#### [Page text]
There is still parasitic loss during the day.  This increases with the temp of the thermal mass, which is why combining masonry heaters with solar thermal masses was never a popular strategy...its a bad idea.

You would want to shop for glazing that is both low-E AND high solar gain coefficient (SHGC) to avoid these losses.  This glazing exists, but is not widely available or cheap.  In the north, people usually buy low-E, and in the south, low SHGC.  So most mass-produced windows are both.  In the end, such solar glazing would likely be more expensive than superinsulation.

Thermal shutters were another technology that had poorer than expected performance, and was generally a PITA.  Do you open the shutters on cloudy days?   Do you look at a forecast in the morning?  If the sun is coming out for an hour or two, do you then open, or not?  What if it gets cloudy for an hour in the middle of the day...do you close up then?  A half hour?  Most people eventually get bored and give it up, and eat the higher parasitic losses for the life of the structure.

A lot of glazing will overheat if it has a shutter and the sun is shining...and the seals will fail.  So you would probably need to open them on cloudy days lest the sun come out while you were away or didn't notice an ruin your expensive glazing.

If you went active solar for space heating, you would almost certainly NOT run it into the masonry.  You would likely put it into an insulated water tank in the basement.  This way you could use it for domestic hot water 12 mos a year (if it were sized for space heating).  Not only is this cheaper thermal mass, it also give you control.  If you messed up and overheated your space, you would need to open a window ( a common occurrence in passive solar heated structures, especially in the shoulder seasons ) and would have to shut down the active solar.  This overheating problem does not occur with the water tank....you can circulate the heat or not to conventional hydronic radiation with a thermostat if you want.


----------



## byQ (Dec 27, 2016)

I would just go with 'normal' double pane glass. Great windows with multi panes and gas filled costing a fortune can be outperformed several times over via low cost shutters made of rigid board insulation and a neoprene seal. Some monks did it this simple way and have had no problems with seals. Those windows would need to be shatter proof (for when you forgot to open the shutters on a sunny day or windows might crack).

On days where the sun wasn't shining, you would need to 'charge' the wall via burning firewood. I would close the shutters and fire up one or two of the masonry heaters. As far as heat needed, (and when to open/close shutters) you would need to just feel your way through the system and find what works.

Probably if you were to combine your super insulation with 'the wall' you might only need a little wall and not so much south glass. And maybe one micro masonry heater built into the little wall or a mini minisplit.

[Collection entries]

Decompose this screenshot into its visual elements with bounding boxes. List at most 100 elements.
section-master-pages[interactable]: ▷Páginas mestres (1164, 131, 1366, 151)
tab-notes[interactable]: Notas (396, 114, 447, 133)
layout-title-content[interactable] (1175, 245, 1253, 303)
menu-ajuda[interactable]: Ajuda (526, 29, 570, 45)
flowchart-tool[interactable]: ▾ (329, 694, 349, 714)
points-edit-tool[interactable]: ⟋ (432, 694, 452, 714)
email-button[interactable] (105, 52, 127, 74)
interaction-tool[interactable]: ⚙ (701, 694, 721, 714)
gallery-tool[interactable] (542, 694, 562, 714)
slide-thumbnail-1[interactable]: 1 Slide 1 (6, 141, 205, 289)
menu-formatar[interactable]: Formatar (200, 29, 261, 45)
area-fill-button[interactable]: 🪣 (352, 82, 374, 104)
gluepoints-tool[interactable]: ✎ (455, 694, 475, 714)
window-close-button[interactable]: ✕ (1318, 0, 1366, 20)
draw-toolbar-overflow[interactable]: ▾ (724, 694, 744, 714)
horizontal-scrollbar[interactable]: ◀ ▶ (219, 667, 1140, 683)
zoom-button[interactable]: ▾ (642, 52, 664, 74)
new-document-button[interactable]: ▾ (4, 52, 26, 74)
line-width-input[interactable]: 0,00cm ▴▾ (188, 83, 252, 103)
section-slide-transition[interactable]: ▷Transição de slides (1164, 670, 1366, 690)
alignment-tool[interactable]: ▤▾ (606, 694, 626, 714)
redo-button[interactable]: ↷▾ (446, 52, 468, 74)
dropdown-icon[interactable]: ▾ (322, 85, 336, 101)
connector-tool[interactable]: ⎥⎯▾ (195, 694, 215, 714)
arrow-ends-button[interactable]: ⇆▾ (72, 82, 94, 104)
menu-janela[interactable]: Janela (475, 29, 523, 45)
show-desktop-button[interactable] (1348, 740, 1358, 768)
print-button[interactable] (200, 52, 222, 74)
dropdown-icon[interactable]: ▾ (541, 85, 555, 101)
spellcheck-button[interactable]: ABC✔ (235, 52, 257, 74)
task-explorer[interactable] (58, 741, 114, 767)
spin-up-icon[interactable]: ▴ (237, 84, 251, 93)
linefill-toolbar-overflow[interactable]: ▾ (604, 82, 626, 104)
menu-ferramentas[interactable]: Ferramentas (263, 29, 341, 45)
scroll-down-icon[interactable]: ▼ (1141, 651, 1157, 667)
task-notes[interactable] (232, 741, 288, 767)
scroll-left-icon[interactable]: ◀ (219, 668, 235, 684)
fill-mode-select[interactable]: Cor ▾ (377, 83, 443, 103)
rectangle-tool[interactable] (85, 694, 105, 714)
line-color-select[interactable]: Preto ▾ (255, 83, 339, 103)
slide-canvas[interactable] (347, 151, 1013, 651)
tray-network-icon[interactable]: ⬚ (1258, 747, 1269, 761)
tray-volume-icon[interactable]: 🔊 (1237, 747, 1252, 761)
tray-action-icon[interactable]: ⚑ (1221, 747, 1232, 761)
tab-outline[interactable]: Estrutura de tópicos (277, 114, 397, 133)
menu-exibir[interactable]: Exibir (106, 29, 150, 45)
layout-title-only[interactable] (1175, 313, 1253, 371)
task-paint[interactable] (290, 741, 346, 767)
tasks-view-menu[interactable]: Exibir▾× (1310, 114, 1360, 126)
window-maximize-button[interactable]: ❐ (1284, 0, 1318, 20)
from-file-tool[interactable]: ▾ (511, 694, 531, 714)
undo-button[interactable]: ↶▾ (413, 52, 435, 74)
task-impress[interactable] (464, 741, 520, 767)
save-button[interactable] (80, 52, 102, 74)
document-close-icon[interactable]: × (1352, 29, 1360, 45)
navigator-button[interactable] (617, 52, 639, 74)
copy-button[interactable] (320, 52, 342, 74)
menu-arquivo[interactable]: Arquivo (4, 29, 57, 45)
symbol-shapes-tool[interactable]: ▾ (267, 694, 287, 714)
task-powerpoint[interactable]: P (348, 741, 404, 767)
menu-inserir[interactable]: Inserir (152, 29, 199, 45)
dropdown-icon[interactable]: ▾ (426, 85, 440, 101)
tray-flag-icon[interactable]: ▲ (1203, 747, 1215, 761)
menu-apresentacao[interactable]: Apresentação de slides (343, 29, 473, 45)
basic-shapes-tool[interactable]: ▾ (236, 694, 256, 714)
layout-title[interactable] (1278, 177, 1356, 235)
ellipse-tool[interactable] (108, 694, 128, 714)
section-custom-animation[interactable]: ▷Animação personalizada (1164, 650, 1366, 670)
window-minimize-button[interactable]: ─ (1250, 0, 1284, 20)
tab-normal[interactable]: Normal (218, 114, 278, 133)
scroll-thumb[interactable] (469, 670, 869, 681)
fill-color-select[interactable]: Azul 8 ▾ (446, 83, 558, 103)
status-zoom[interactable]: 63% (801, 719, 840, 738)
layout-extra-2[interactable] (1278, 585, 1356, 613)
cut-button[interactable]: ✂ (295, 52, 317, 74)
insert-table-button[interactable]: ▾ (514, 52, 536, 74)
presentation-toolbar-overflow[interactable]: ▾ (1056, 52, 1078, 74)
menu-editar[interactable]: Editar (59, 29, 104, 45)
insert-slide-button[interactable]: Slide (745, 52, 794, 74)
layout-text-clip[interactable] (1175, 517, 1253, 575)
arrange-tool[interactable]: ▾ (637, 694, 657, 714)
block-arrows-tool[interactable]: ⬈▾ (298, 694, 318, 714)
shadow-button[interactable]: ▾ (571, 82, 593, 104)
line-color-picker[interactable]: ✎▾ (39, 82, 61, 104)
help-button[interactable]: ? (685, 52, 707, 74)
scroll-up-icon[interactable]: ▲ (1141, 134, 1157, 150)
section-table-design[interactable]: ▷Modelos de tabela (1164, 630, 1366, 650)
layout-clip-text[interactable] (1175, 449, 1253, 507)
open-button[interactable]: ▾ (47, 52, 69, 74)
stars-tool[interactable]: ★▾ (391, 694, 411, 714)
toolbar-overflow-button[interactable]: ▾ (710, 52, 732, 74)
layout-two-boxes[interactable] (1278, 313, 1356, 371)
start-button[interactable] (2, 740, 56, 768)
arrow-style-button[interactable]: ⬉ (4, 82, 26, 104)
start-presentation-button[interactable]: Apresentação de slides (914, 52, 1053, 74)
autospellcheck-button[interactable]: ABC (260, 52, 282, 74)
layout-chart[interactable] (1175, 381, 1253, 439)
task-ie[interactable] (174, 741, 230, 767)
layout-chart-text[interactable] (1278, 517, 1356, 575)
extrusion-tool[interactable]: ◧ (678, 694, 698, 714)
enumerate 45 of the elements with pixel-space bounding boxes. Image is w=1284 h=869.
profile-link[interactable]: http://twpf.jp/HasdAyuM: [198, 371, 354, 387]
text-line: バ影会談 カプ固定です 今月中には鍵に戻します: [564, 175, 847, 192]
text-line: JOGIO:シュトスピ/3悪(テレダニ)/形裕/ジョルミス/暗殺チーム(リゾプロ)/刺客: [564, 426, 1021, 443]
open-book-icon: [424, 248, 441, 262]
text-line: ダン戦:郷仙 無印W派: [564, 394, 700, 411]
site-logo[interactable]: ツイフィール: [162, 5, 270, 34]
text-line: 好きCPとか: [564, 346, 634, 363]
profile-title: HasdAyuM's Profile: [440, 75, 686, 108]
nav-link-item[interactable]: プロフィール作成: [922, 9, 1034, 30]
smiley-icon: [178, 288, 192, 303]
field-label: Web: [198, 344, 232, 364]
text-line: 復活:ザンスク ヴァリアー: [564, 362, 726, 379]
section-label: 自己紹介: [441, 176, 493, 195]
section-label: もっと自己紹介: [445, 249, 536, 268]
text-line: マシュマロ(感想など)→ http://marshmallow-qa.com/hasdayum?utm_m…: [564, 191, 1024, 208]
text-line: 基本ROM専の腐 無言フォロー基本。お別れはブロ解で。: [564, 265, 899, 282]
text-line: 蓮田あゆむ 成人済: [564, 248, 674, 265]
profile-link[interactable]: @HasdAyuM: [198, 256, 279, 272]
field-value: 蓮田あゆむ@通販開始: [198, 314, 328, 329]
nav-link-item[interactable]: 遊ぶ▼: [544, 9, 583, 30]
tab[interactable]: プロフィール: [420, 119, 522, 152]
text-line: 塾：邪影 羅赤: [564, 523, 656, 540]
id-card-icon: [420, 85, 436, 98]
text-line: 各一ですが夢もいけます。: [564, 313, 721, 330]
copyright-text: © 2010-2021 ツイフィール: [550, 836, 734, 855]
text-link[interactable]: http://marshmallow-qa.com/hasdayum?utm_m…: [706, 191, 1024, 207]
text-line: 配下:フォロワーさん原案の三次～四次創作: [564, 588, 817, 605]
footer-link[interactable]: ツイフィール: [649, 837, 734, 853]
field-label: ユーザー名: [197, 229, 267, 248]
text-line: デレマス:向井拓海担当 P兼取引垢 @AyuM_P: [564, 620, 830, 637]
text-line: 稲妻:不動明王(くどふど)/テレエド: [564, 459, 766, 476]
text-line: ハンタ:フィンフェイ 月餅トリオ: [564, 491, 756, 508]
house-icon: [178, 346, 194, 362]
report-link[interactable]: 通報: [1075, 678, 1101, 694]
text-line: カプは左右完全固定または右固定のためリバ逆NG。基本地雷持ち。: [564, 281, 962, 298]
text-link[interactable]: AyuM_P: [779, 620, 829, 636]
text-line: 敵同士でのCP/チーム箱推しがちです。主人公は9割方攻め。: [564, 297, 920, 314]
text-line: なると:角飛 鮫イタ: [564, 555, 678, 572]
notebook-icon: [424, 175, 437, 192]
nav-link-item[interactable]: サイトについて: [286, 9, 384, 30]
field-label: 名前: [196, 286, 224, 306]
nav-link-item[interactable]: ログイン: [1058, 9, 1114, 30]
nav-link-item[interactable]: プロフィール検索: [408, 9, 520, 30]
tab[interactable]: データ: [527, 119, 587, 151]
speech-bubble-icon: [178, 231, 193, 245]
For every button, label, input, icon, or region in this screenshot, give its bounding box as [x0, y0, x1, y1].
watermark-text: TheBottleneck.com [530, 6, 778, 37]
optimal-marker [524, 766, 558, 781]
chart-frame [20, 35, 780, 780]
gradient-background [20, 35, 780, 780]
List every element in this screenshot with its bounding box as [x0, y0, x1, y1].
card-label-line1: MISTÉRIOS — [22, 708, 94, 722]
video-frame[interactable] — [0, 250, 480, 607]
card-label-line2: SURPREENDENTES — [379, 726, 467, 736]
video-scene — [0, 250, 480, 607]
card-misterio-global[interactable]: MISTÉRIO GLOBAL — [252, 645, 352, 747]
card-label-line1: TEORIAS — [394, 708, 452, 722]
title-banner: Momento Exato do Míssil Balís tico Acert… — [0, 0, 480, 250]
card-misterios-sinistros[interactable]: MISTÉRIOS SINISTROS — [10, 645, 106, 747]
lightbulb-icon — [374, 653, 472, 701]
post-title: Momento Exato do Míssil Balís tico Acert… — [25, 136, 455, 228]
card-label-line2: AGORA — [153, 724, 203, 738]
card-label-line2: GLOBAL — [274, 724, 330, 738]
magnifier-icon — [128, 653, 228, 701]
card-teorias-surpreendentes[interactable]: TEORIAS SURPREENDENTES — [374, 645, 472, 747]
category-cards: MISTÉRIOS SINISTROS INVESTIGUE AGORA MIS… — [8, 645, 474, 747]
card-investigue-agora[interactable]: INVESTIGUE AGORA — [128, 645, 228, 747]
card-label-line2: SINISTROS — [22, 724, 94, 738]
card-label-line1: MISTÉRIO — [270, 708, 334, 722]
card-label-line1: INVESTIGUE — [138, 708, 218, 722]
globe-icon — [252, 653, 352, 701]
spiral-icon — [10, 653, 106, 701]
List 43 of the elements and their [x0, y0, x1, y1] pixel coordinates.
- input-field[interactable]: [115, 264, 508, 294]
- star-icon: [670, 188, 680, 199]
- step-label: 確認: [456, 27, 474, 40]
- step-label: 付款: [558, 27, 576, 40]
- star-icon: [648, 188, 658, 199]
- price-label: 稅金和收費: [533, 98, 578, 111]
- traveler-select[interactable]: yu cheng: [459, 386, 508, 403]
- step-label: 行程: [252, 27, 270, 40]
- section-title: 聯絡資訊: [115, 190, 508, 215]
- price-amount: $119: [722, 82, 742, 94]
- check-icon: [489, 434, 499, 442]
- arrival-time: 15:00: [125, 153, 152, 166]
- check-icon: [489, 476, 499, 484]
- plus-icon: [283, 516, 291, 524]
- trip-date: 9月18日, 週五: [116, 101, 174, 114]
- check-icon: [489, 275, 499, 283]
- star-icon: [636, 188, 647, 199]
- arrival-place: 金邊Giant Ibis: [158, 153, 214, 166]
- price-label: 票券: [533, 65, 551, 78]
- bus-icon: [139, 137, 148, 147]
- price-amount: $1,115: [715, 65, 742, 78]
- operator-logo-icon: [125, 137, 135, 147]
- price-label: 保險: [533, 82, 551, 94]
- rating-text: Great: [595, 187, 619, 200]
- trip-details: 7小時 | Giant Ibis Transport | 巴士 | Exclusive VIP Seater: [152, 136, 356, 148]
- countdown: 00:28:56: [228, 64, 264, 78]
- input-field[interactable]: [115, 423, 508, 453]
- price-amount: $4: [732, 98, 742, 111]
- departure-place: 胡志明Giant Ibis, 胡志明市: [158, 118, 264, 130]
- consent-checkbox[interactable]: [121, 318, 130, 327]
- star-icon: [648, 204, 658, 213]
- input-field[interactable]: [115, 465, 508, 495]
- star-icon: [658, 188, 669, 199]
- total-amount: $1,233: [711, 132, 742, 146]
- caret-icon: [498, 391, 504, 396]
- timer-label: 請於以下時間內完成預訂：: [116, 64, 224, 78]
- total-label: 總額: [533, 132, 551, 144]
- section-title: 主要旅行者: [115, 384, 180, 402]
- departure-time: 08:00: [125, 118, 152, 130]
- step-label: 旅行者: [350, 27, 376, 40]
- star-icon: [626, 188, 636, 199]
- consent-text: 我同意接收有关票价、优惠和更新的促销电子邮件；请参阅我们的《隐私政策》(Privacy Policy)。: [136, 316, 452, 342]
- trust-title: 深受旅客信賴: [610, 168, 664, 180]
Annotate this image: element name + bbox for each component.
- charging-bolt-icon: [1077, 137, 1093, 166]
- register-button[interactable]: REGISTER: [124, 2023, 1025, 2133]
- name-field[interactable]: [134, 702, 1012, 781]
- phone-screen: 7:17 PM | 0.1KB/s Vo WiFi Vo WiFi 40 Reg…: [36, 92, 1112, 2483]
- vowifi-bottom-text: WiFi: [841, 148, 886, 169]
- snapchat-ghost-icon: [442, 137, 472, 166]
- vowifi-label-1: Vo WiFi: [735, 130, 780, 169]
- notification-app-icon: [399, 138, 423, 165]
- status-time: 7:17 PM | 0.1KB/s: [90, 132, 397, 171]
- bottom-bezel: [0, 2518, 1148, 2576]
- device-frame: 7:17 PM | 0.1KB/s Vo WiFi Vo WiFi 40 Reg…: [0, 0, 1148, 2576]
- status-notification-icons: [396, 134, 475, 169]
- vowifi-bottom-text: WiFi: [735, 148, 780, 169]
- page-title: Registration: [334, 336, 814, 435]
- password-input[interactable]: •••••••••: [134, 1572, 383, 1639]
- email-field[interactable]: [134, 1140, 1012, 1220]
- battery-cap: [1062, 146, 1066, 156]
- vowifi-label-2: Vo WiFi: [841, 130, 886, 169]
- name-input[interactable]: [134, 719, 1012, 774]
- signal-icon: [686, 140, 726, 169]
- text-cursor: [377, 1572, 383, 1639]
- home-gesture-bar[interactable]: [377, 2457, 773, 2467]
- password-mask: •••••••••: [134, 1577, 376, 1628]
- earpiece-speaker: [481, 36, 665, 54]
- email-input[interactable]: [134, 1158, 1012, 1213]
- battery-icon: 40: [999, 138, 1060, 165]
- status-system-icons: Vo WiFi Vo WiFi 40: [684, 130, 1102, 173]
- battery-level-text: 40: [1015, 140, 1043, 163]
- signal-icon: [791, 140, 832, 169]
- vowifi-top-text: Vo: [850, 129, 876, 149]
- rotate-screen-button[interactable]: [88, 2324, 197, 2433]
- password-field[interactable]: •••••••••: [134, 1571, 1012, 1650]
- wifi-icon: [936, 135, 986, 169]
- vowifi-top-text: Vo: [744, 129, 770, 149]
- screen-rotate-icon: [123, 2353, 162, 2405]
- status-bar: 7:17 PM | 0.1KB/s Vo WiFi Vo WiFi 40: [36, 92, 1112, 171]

#### [Exercise tasks]
**a)** In the solar heating thread, why would you probably need to open the shutters even on cloudy days?
**b)** According to the solar heating thread, what materials does byQ propose for the low-cost shutters?
**c)** Please continue the solar heating thread from the point where it stops.

#### [Exercise answers]
**a)** A lot of glazing overheats when it has a closed shutter and the sun is shining, and then its seals fail. Opening the shutters on cloudy days keeps the sun from coming out while you are away or not paying attention and ruining the expensive glazing.

**b)** Rigid board insulation with a neoprene seal.

**c)**
----------



## woodgeek (Dec 27, 2016)

Compute the thermal mass of the drywall in a conventional house, as compared with a masonry heater.  

The thermal 'cruise' time for a structure is the thermal mass times its thermal resistance to the outside.  Once you insulate properly, the cruise time becomes long without adding any (extra) thermal mass.  In other words, you have to have poor insulation for the thermal mass to have any real function.  So insulation gives comfort, lower energy needs AND buffering of wood heat and solar input, while thermal mass only gives the last two.


----------



## St. Coemgen (Dec 30, 2016)

As others already said, it has been done. Nothing new.

Seriously, stop trying to re-invent the wheel in these posts. If you are interested in "free" and passive heating, just build an Earthship.


----------



## Circus (Dec 31, 2016)

byQ said:


> I don't think anybody has built this before.
> 
> 
> I bet this 'Great Wall of Heat' would use less than 1 cord of firewood a year.



Google "medieval masonry stove". Idea is only about 1000 years old. Burns fast, hot and clean with little smoke then heats slow and long. Works good.


----------



## Karl Hungus (Dec 31, 2016)

I've looked into passive solar. Talked to several people that have them.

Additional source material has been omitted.